━━ PROVIDED DATA

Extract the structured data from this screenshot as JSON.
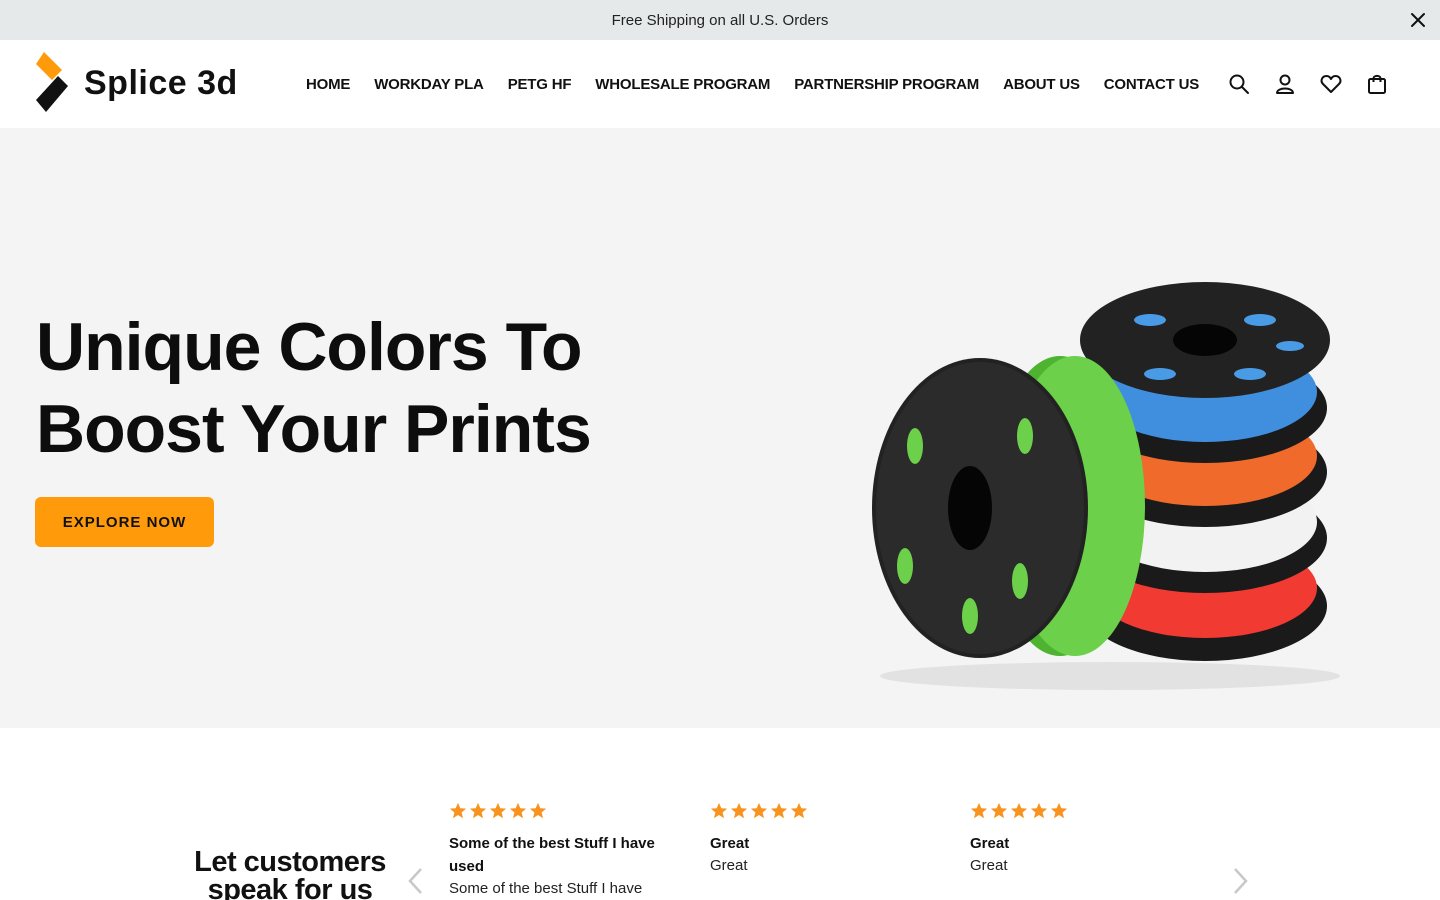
{
  "announcement": {
    "text": "Free Shipping on all U.S. Orders"
  },
  "brand": {
    "name": "Splice 3d",
    "accent": "#ff9a0a"
  },
  "nav": {
    "items": [
      {
        "label": "HOME"
      },
      {
        "label": "WORKDAY PLA"
      },
      {
        "label": "PETG HF"
      },
      {
        "label": "WHOLESALE PROGRAM"
      },
      {
        "label": "PARTNERSHIP PROGRAM"
      },
      {
        "label": "ABOUT US"
      },
      {
        "label": "CONTACT US"
      }
    ]
  },
  "header_actions": [
    "search-icon",
    "account-icon",
    "wishlist-icon",
    "cart-icon"
  ],
  "hero": {
    "title_line1": "Unique Colors To",
    "title_line2": "Boost Your Prints",
    "cta": "EXPLORE NOW",
    "spool_colors": [
      "#6cd04a",
      "#3f8fde",
      "#f06a2c",
      "#f2f2f2",
      "#f03a32"
    ]
  },
  "reviews": {
    "heading_line1": "Let customers",
    "heading_line2": "speak for us",
    "star_color": "#f7931e",
    "items": [
      {
        "rating": 5,
        "title": "Some of the best Stuff I have used",
        "body": "Some of the best Stuff I have"
      },
      {
        "rating": 5,
        "title": "Great",
        "body": "Great"
      },
      {
        "rating": 5,
        "title": "Great",
        "body": "Great"
      }
    ]
  }
}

━━━━

> [WHAT YOU NEED TO DO]:
Copy out every line of the listing that includes the string "best".

> [ANSWER TO THIS TASK]:
        "title": "Some of the best Stuff I have used",
        "body": "Some of the best Stuff I have"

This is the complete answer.